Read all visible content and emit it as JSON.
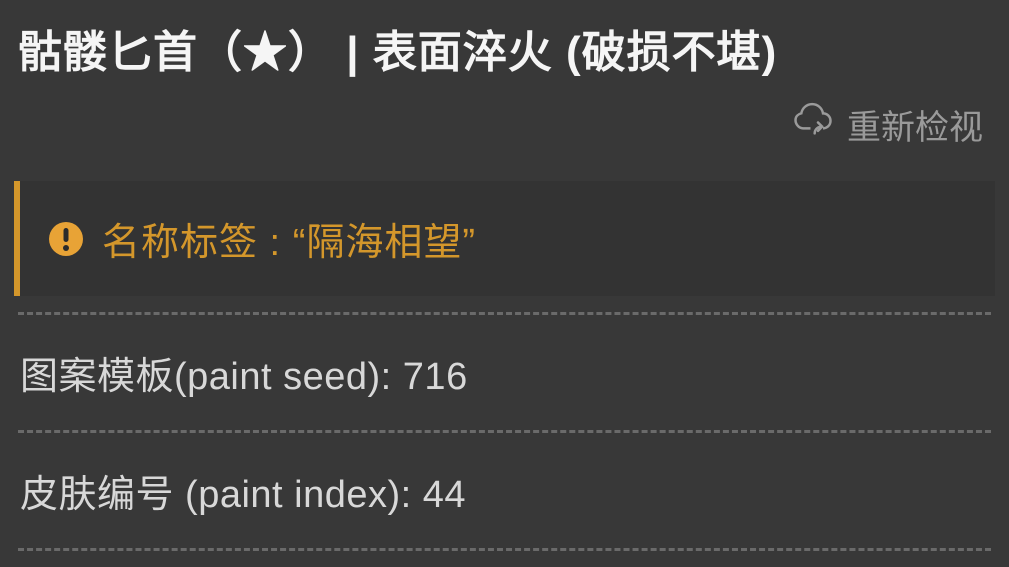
{
  "title": "骷髅匕首（★） | 表面淬火 (破损不堪)",
  "refresh": {
    "label": "重新检视"
  },
  "nametag": {
    "prefix": "名称标签 :",
    "value": "“隔海相望”"
  },
  "rows": {
    "paint_seed": {
      "label": "图案模板(paint seed):",
      "value": "716"
    },
    "paint_index": {
      "label": "皮肤编号 (paint index):",
      "value": "44"
    }
  }
}
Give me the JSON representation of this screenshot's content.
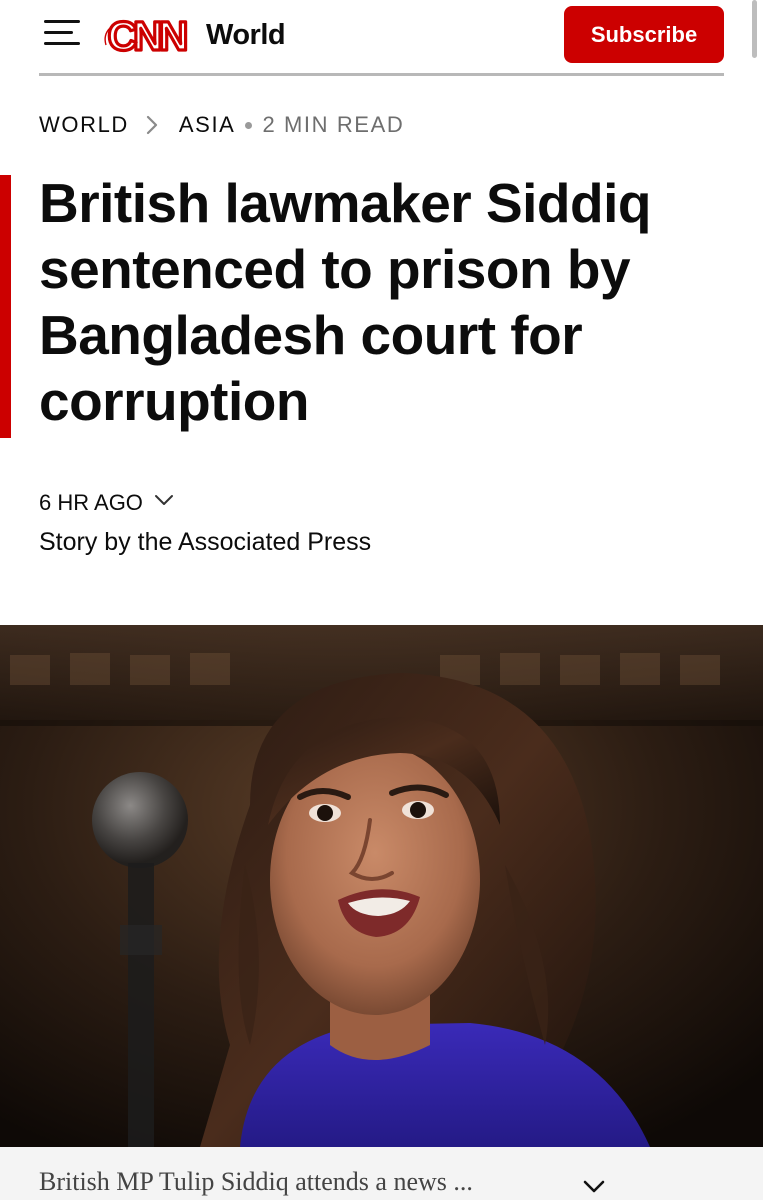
{
  "header": {
    "logo_text": "CNN",
    "section": "World",
    "subscribe_label": "Subscribe",
    "brand_color": "#cc0000"
  },
  "breadcrumb": {
    "items": [
      "WORLD",
      "ASIA"
    ],
    "read_time": "2 MIN READ"
  },
  "article": {
    "headline": "British lawmaker Siddiq sentenced to prison by Bangladesh court for corruption",
    "timestamp": "6 HR AGO",
    "byline": "Story by the Associated Press"
  },
  "photo": {
    "caption": "British MP Tulip Siddiq attends a news ..."
  },
  "icons": {
    "menu": "hamburger-menu-icon",
    "breadcrumb_separator": "chevron-right-icon",
    "timestamp_expand": "chevron-down-icon",
    "caption_expand": "chevron-down-icon"
  }
}
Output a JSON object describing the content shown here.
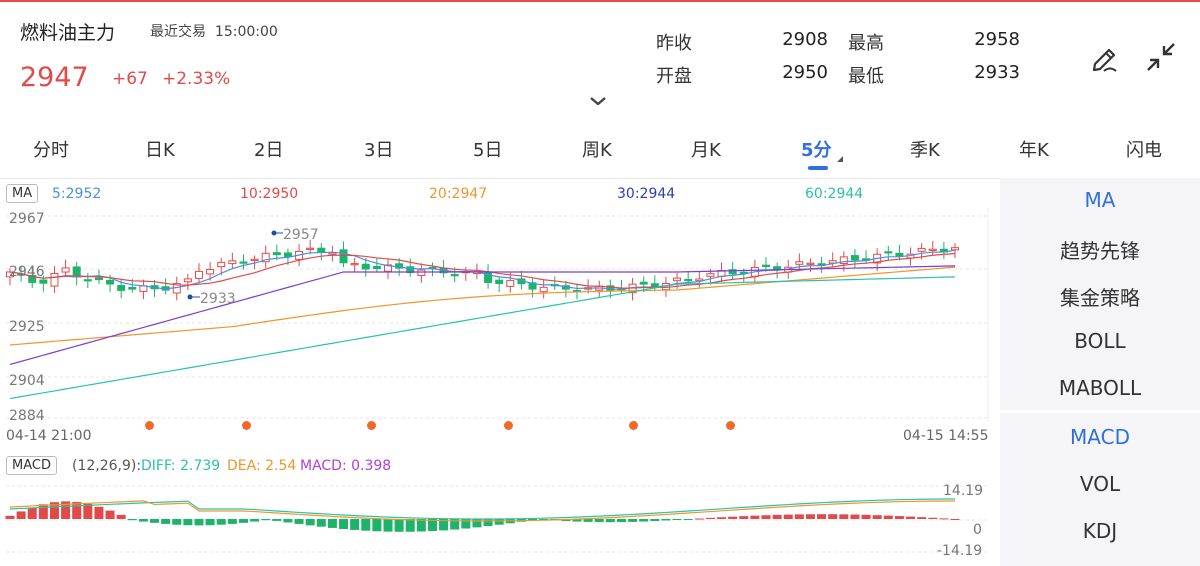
{
  "header": {
    "title": "燃料油主力",
    "recent_label": "最近交易",
    "time": "15:00:00",
    "price": "2947",
    "change": "+67",
    "change_pct": "+2.33%",
    "stats": [
      {
        "label": "昨收",
        "value": "2908"
      },
      {
        "label": "最高",
        "value": "2958"
      },
      {
        "label": "开盘",
        "value": "2950"
      },
      {
        "label": "最低",
        "value": "2933"
      }
    ]
  },
  "tools": {
    "draw_icon": "pen-icon",
    "collapse_icon": "collapse-arrows-icon"
  },
  "tabs": [
    "分时",
    "日K",
    "2日",
    "3日",
    "5日",
    "周K",
    "月K",
    "5分",
    "季K",
    "年K",
    "闪电"
  ],
  "active_tab": "5分",
  "ma_bar": {
    "chip": "MA",
    "values": [
      {
        "text": "5:2952",
        "color": "#4a90e2"
      },
      {
        "text": "10:2950",
        "color": "#e24a4a"
      },
      {
        "text": "20:2947",
        "color": "#f0962b"
      },
      {
        "text": "30:2944",
        "color": "#2a3fb3"
      },
      {
        "text": "60:2944",
        "color": "#2cc2a8"
      }
    ]
  },
  "price_axis": [
    "2967",
    "2946",
    "2925",
    "2904",
    "2884"
  ],
  "annotations": {
    "high": "2957",
    "low": "2933"
  },
  "time_axis": {
    "start": "04-14 21:00",
    "end": "04-15 14:55"
  },
  "macd_bar": {
    "chip": "MACD",
    "params": "(12,26,9):",
    "diff": "DIFF: 2.739",
    "dea": "DEA: 2.54",
    "macd": "MACD: 0.398"
  },
  "macd_axis": {
    "top": "14.19",
    "mid": "0",
    "bottom": "-14.19"
  },
  "side_main": [
    "MA",
    "趋势先锋",
    "集金策略",
    "BOLL",
    "MABOLL"
  ],
  "side_sub": [
    "MACD",
    "VOL",
    "KDJ"
  ],
  "colors": {
    "up": "#e24a4a",
    "down": "#1db36a",
    "accent": "#2f6fde"
  }
}
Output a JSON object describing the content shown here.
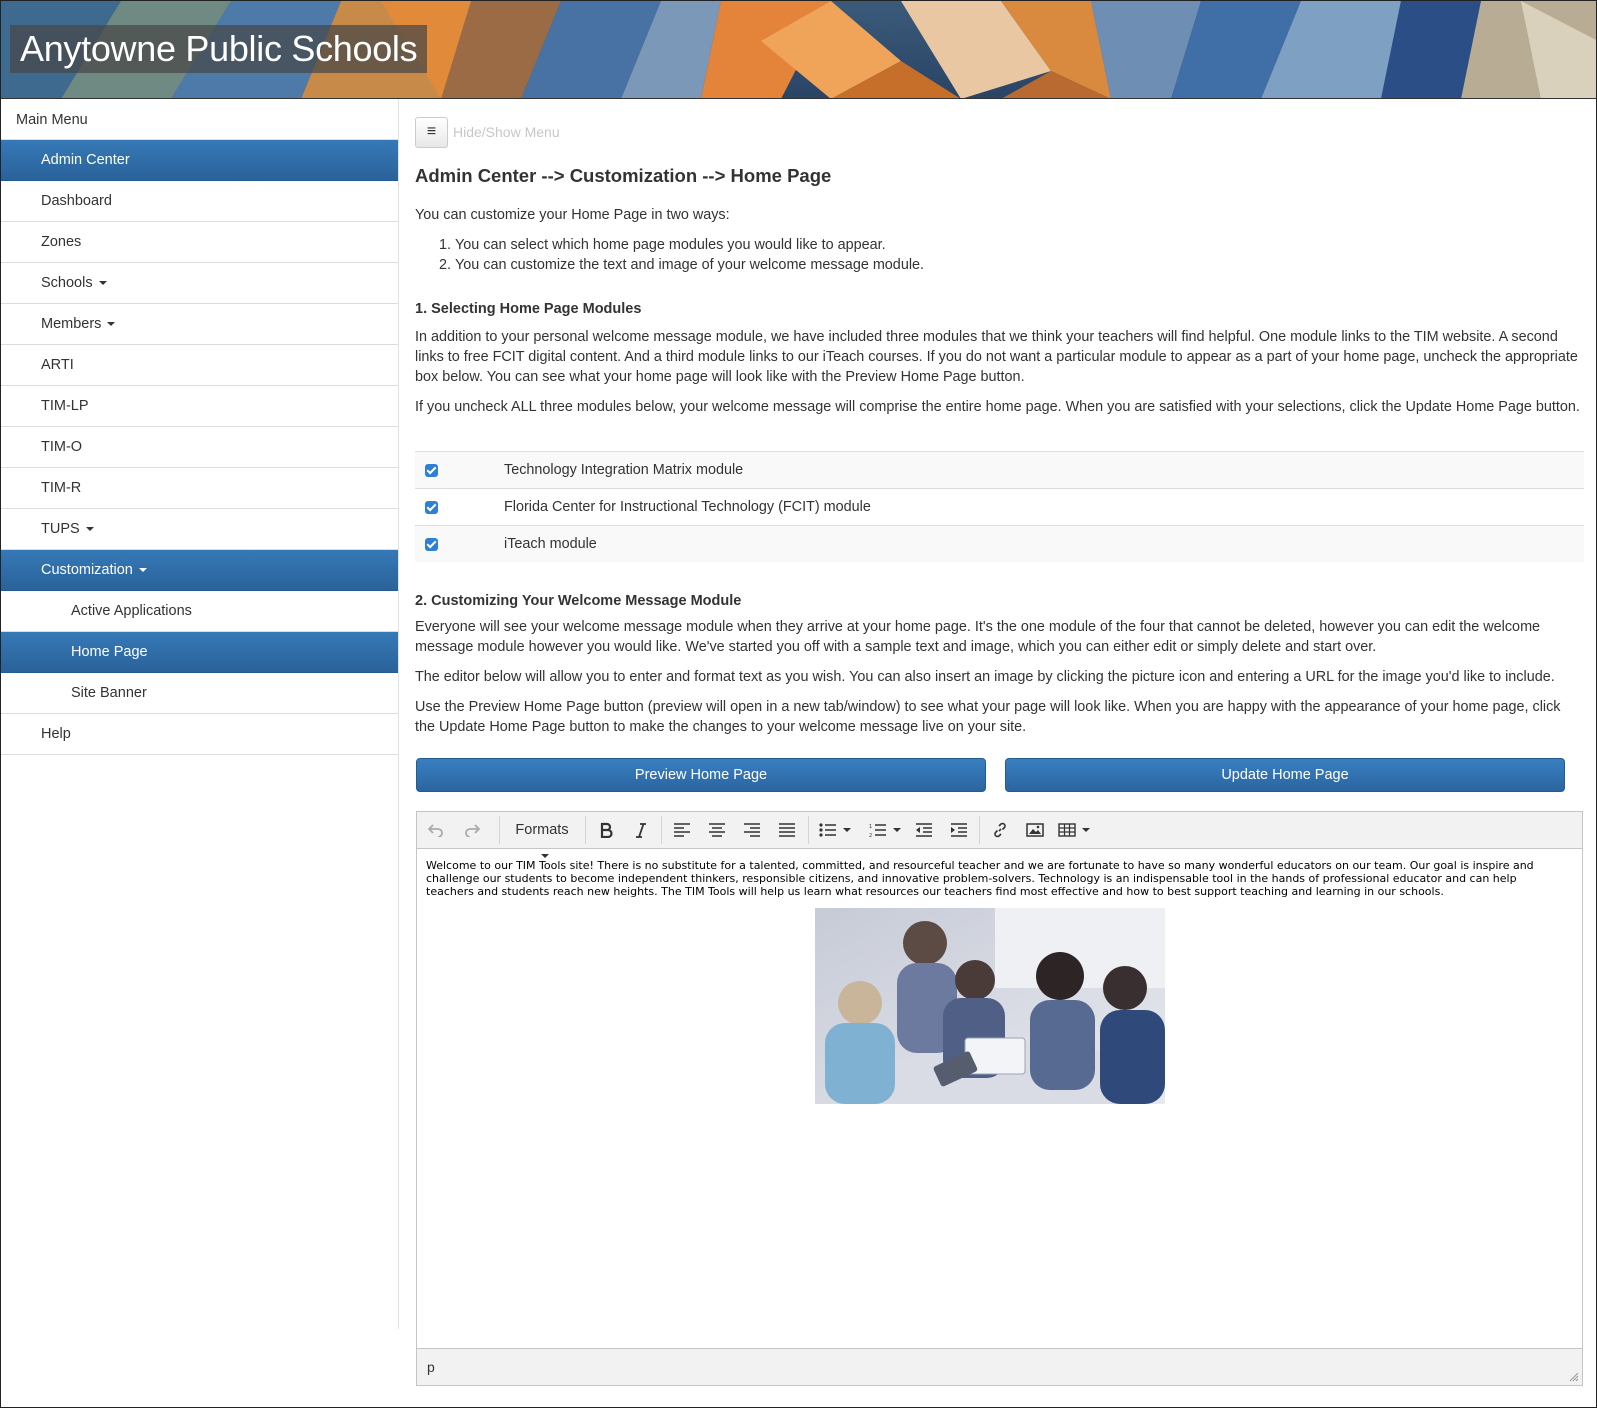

──────

Where a line contains "Siddiq", copy that line.

**WRITTEN REPLY**
    "headline": "British lawmaker Siddiq sentenced to prison by Bangladesh court for corruption",
    "caption": "British MP Tulip Siddiq attends a news ..."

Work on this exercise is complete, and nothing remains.